**SUPPLIED RECORDS**:
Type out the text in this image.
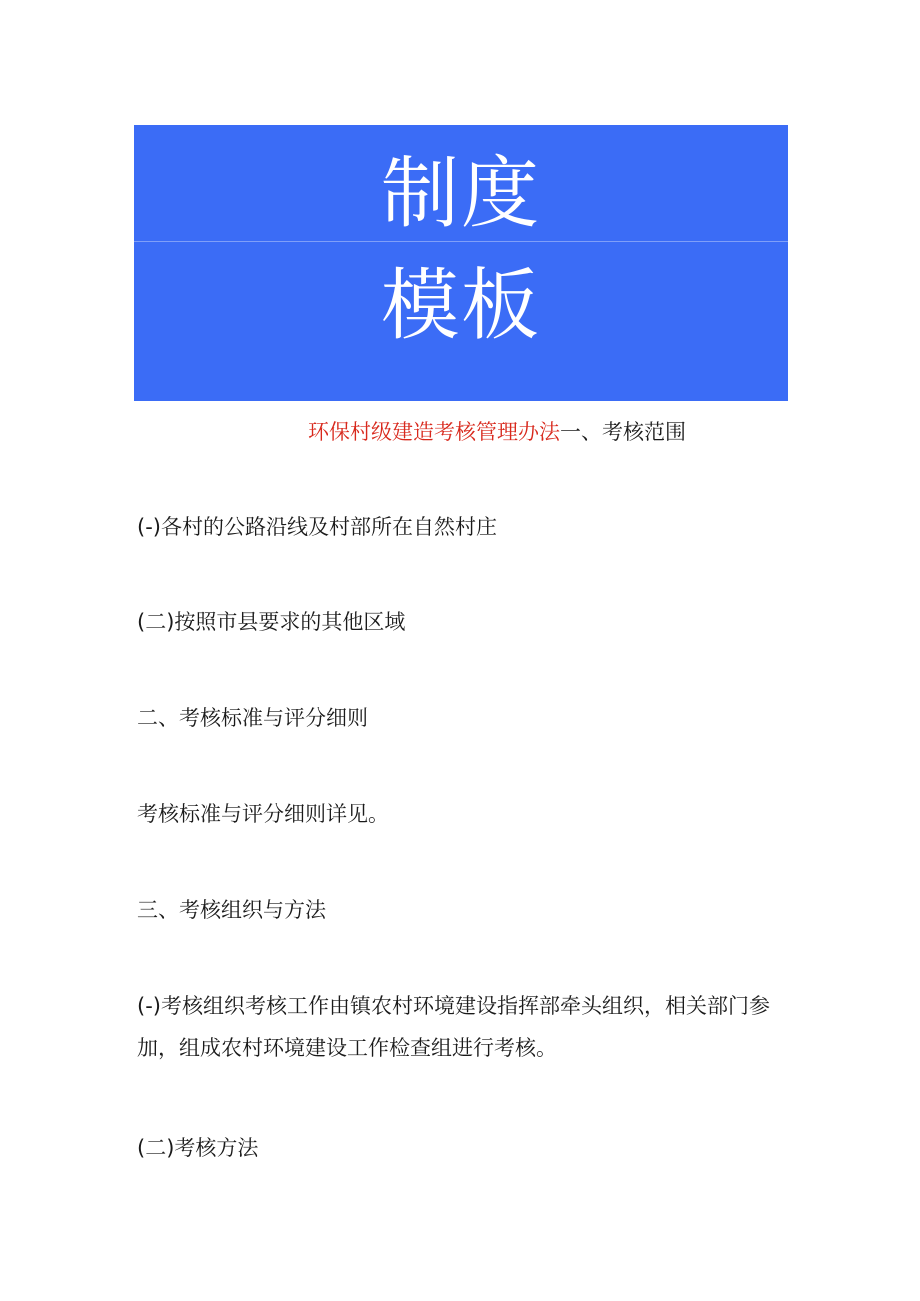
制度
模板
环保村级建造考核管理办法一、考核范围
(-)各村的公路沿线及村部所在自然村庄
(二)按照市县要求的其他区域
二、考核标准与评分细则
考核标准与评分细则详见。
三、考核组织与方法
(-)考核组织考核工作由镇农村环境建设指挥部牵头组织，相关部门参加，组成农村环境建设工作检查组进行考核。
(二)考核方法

...

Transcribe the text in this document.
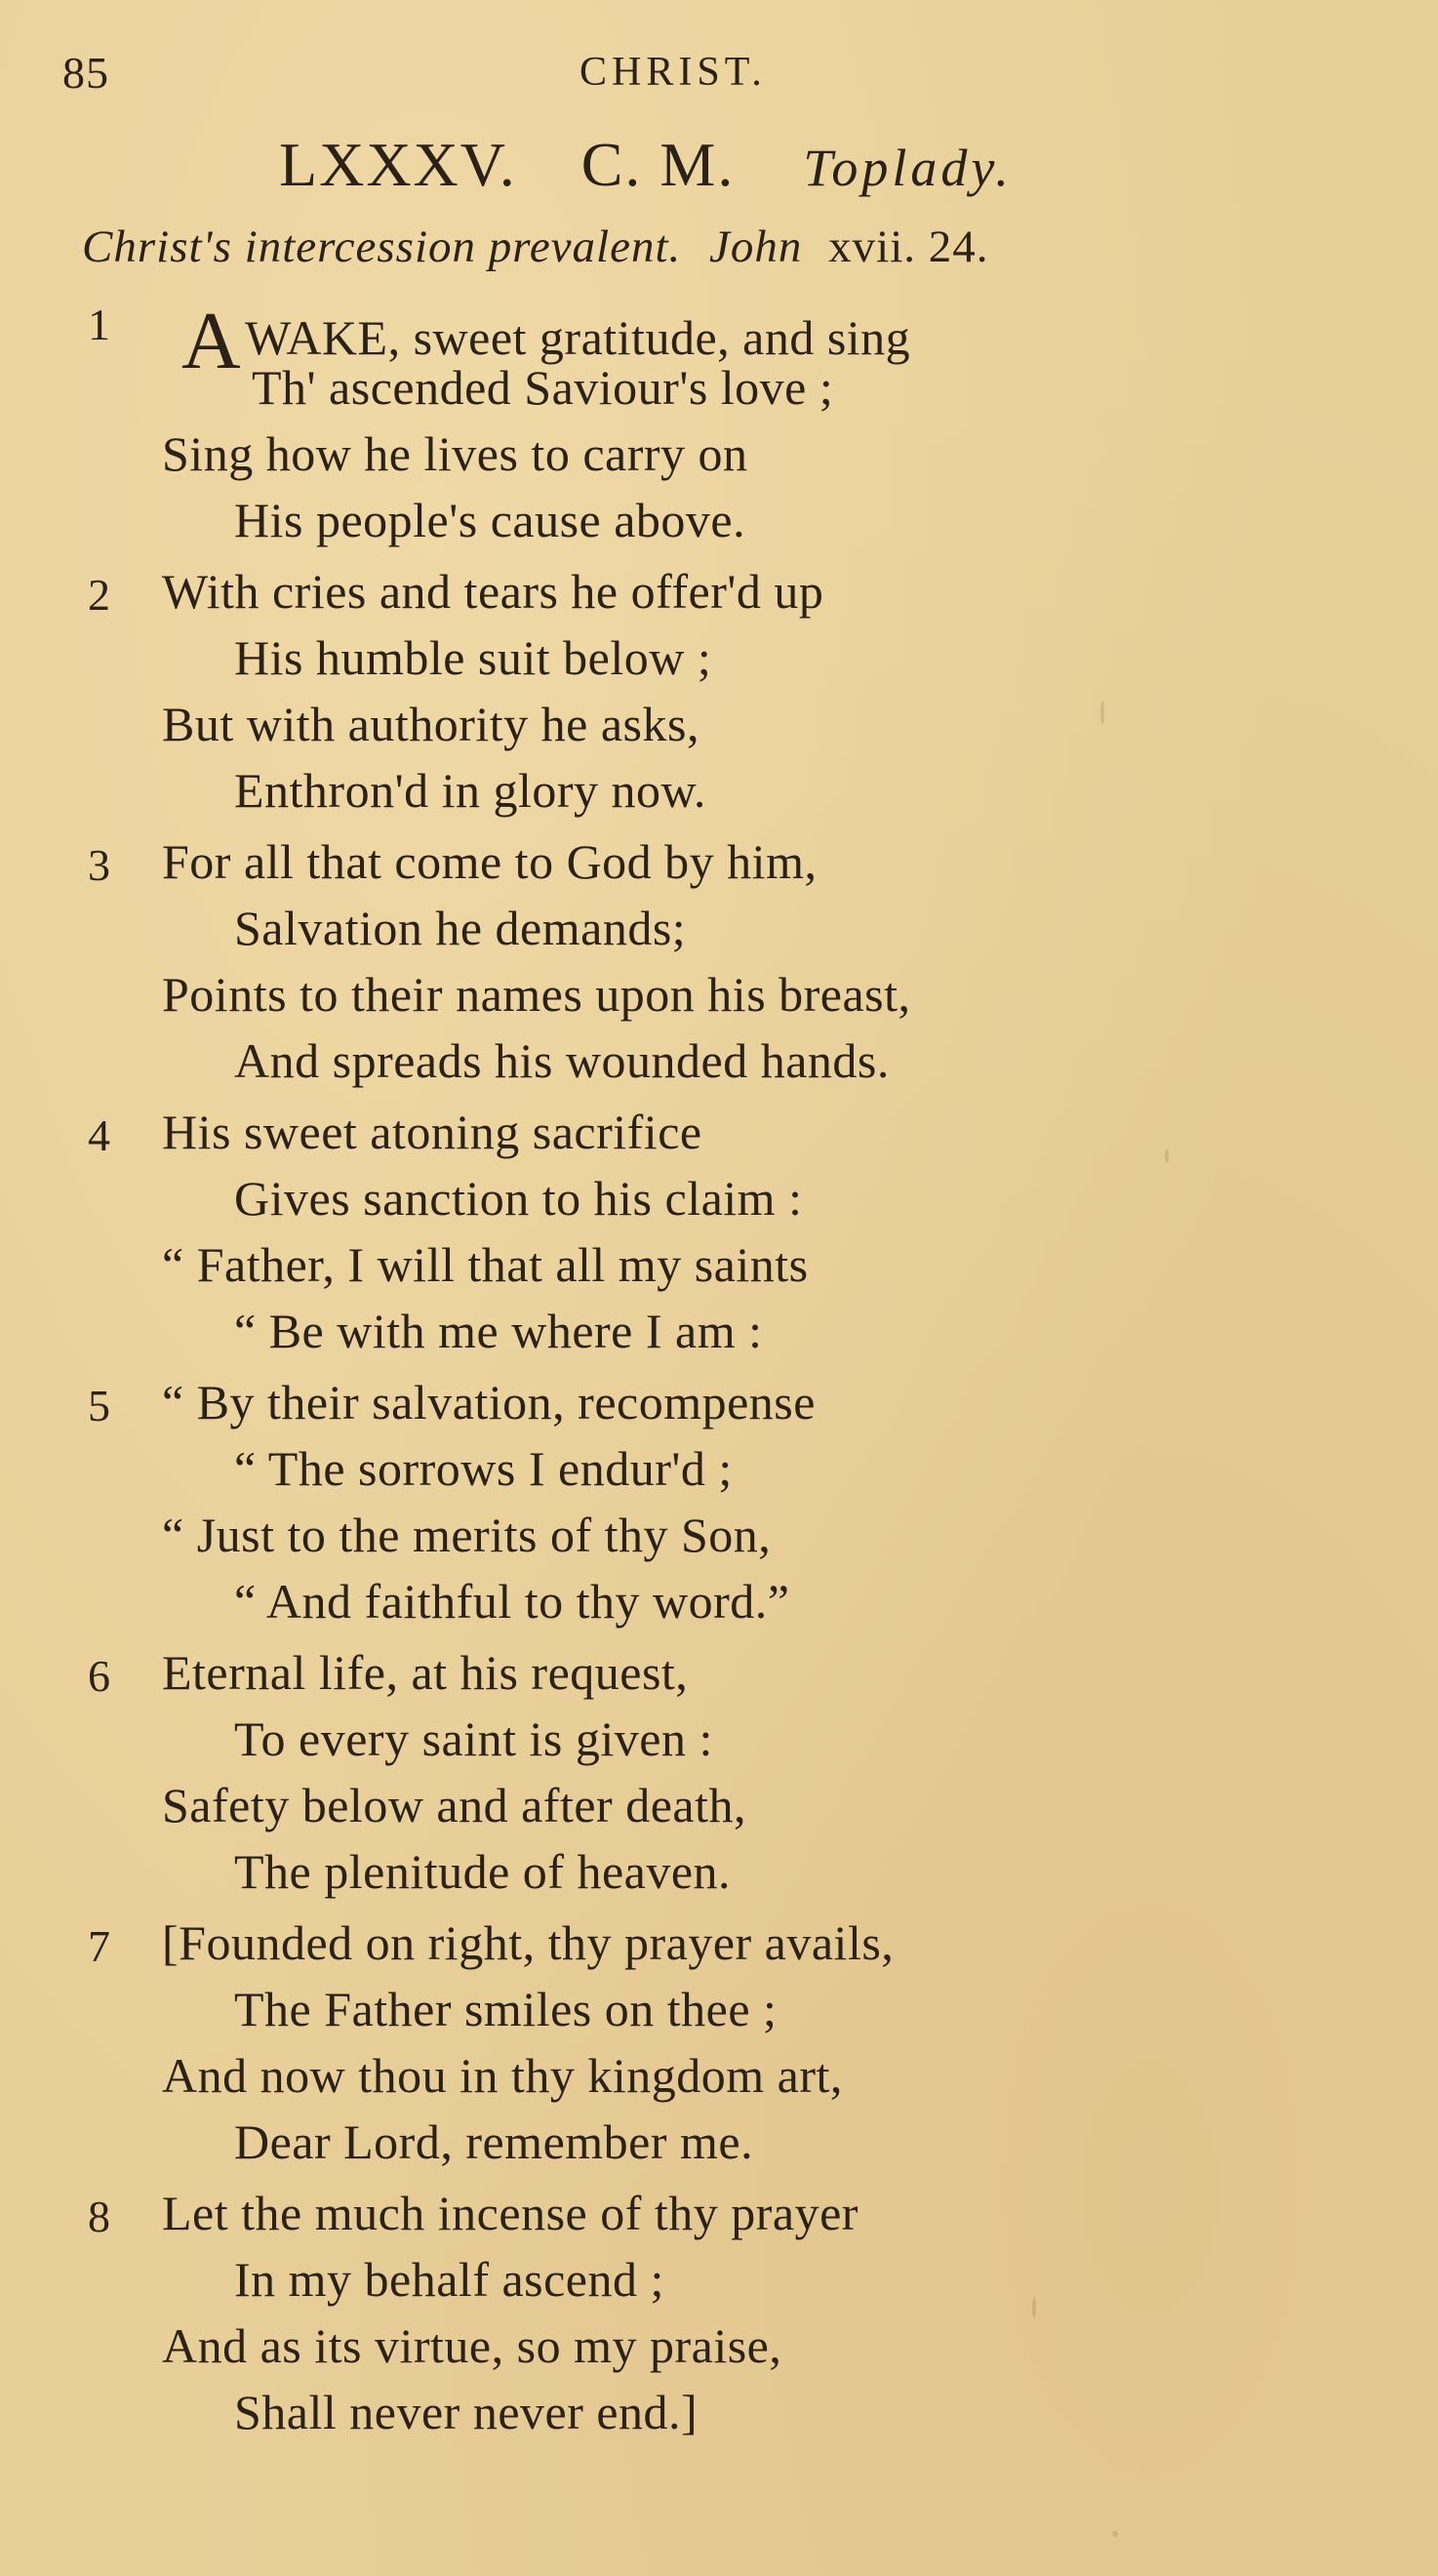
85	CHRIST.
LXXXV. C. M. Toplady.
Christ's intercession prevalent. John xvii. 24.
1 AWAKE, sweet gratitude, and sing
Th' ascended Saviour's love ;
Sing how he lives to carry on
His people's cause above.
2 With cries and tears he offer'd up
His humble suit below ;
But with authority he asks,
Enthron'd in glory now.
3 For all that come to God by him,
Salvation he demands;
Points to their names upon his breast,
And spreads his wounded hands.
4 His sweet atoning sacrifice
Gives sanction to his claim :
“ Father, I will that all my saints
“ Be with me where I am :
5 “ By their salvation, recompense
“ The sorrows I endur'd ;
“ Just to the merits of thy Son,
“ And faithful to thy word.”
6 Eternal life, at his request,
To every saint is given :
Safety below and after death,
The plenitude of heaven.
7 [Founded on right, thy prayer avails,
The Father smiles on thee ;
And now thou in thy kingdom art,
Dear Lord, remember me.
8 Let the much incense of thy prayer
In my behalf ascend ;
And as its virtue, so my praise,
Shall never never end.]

**EXERCISE DESCRIPTION**: From the listing above, collect every line that mentions the word "prayer".

**RESULT OF THIS TASK**:
7 [Founded on right, thy prayer avails,
8 Let the much incense of thy prayer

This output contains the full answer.